[Begin Records for this task]

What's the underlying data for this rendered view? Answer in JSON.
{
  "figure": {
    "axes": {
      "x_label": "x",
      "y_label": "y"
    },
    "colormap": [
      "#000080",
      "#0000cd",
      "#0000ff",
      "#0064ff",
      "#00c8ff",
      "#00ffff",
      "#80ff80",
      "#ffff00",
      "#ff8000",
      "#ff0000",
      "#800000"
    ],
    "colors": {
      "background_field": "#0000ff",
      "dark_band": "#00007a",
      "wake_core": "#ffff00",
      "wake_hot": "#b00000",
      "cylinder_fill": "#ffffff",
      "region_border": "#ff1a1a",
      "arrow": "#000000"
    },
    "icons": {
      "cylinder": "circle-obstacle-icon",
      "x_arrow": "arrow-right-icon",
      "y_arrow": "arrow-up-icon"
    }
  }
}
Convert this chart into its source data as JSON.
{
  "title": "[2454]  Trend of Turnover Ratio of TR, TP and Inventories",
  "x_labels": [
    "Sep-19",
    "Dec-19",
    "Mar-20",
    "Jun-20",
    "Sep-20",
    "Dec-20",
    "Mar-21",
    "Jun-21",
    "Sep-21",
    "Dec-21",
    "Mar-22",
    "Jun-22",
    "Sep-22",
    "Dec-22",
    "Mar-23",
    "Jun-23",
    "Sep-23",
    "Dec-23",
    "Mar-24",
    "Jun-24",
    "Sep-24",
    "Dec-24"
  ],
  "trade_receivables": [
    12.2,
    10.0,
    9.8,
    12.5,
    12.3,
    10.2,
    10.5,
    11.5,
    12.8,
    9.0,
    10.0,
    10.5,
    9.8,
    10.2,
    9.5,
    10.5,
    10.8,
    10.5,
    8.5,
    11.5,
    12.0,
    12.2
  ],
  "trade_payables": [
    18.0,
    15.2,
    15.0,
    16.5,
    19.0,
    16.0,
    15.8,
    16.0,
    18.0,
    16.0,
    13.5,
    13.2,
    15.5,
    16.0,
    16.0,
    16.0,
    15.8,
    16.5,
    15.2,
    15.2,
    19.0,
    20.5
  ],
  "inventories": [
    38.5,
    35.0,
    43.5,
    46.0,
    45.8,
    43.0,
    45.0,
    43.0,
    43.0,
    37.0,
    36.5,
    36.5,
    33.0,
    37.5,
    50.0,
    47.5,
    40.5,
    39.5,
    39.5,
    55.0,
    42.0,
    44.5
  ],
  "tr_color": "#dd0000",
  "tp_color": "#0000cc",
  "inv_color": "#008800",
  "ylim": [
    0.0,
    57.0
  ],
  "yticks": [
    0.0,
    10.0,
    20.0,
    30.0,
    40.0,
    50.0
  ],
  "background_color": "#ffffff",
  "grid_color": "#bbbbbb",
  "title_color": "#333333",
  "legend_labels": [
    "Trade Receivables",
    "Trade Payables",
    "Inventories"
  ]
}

[End Records for this task]

[Requirement] The records above should be restated word for word, please.

[Reply]
What's the underlying data for this rendered view? Answer in JSON.
{
  "figure": {
    "axes": {
      "x_label": "x",
      "y_label": "y"
    },
    "colormap": [
      "#000080",
      "#0000cd",
      "#0000ff",
      "#0064ff",
      "#00c8ff",
      "#00ffff",
      "#80ff80",
      "#ffff00",
      "#ff8000",
      "#ff0000",
      "#800000"
    ],
    "colors": {
      "background_field": "#0000ff",
      "dark_band": "#00007a",
      "wake_core": "#ffff00",
      "wake_hot": "#b00000",
      "cylinder_fill": "#ffffff",
      "region_border": "#ff1a1a",
      "arrow": "#000000"
    },
    "icons": {
      "cylinder": "circle-obstacle-icon",
      "x_arrow": "arrow-right-icon",
      "y_arrow": "arrow-up-icon"
    }
  }
}
Convert this chart into its source data as JSON.
{
  "title": "[2454]  Trend of Turnover Ratio of TR, TP and Inventories",
  "x_labels": [
    "Sep-19",
    "Dec-19",
    "Mar-20",
    "Jun-20",
    "Sep-20",
    "Dec-20",
    "Mar-21",
    "Jun-21",
    "Sep-21",
    "Dec-21",
    "Mar-22",
    "Jun-22",
    "Sep-22",
    "Dec-22",
    "Mar-23",
    "Jun-23",
    "Sep-23",
    "Dec-23",
    "Mar-24",
    "Jun-24",
    "Sep-24",
    "Dec-24"
  ],
  "trade_receivables": [
    12.2,
    10.0,
    9.8,
    12.5,
    12.3,
    10.2,
    10.5,
    11.5,
    12.8,
    9.0,
    10.0,
    10.5,
    9.8,
    10.2,
    9.5,
    10.5,
    10.8,
    10.5,
    8.5,
    11.5,
    12.0,
    12.2
  ],
  "trade_payables": [
    18.0,
    15.2,
    15.0,
    16.5,
    19.0,
    16.0,
    15.8,
    16.0,
    18.0,
    16.0,
    13.5,
    13.2,
    15.5,
    16.0,
    16.0,
    16.0,
    15.8,
    16.5,
    15.2,
    15.2,
    19.0,
    20.5
  ],
  "inventories": [
    38.5,
    35.0,
    43.5,
    46.0,
    45.8,
    43.0,
    45.0,
    43.0,
    43.0,
    37.0,
    36.5,
    36.5,
    33.0,
    37.5,
    50.0,
    47.5,
    40.5,
    39.5,
    39.5,
    55.0,
    42.0,
    44.5
  ],
  "tr_color": "#dd0000",
  "tp_color": "#0000cc",
  "inv_color": "#008800",
  "ylim": [
    0.0,
    57.0
  ],
  "yticks": [
    0.0,
    10.0,
    20.0,
    30.0,
    40.0,
    50.0
  ],
  "background_color": "#ffffff",
  "grid_color": "#bbbbbb",
  "title_color": "#333333",
  "legend_labels": [
    "Trade Receivables",
    "Trade Payables",
    "Inventories"
  ]
}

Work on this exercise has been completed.